— Problem description —
Write out all the entries word for word and omit any pictures.

— Source data —
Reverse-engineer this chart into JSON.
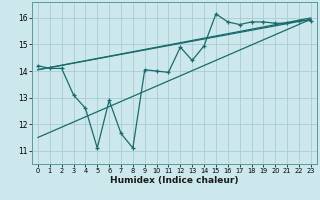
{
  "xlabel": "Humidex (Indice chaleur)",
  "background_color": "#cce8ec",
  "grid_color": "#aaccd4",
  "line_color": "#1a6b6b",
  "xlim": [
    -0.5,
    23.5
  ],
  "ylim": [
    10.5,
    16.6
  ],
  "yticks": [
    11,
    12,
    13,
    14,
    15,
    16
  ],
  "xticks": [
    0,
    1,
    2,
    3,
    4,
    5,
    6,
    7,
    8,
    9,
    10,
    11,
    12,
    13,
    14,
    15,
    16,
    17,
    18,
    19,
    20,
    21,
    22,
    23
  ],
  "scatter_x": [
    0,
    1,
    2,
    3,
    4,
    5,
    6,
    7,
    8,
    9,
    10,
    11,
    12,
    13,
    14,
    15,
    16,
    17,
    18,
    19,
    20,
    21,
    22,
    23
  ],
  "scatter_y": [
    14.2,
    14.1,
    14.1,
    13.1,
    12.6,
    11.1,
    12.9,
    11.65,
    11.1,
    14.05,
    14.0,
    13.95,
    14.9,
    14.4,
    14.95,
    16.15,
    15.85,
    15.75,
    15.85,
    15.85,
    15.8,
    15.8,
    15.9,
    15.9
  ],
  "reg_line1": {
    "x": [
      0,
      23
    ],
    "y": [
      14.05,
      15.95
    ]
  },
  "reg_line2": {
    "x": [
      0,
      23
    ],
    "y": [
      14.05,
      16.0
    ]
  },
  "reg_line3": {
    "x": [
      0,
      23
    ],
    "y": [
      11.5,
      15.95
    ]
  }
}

— Reply —
Reverse-engineer this chart into JSON.
{
  "xlabel": "Humidex (Indice chaleur)",
  "background_color": "#cce8ec",
  "grid_color": "#aaccd4",
  "line_color": "#1a6b6b",
  "xlim": [
    -0.5,
    23.5
  ],
  "ylim": [
    10.5,
    16.6
  ],
  "yticks": [
    11,
    12,
    13,
    14,
    15,
    16
  ],
  "xticks": [
    0,
    1,
    2,
    3,
    4,
    5,
    6,
    7,
    8,
    9,
    10,
    11,
    12,
    13,
    14,
    15,
    16,
    17,
    18,
    19,
    20,
    21,
    22,
    23
  ],
  "scatter_x": [
    0,
    1,
    2,
    3,
    4,
    5,
    6,
    7,
    8,
    9,
    10,
    11,
    12,
    13,
    14,
    15,
    16,
    17,
    18,
    19,
    20,
    21,
    22,
    23
  ],
  "scatter_y": [
    14.2,
    14.1,
    14.1,
    13.1,
    12.6,
    11.1,
    12.9,
    11.65,
    11.1,
    14.05,
    14.0,
    13.95,
    14.9,
    14.4,
    14.95,
    16.15,
    15.85,
    15.75,
    15.85,
    15.85,
    15.8,
    15.8,
    15.9,
    15.9
  ],
  "reg_line1": {
    "x": [
      0,
      23
    ],
    "y": [
      14.05,
      15.95
    ]
  },
  "reg_line2": {
    "x": [
      0,
      23
    ],
    "y": [
      14.05,
      16.0
    ]
  },
  "reg_line3": {
    "x": [
      0,
      23
    ],
    "y": [
      11.5,
      15.95
    ]
  }
}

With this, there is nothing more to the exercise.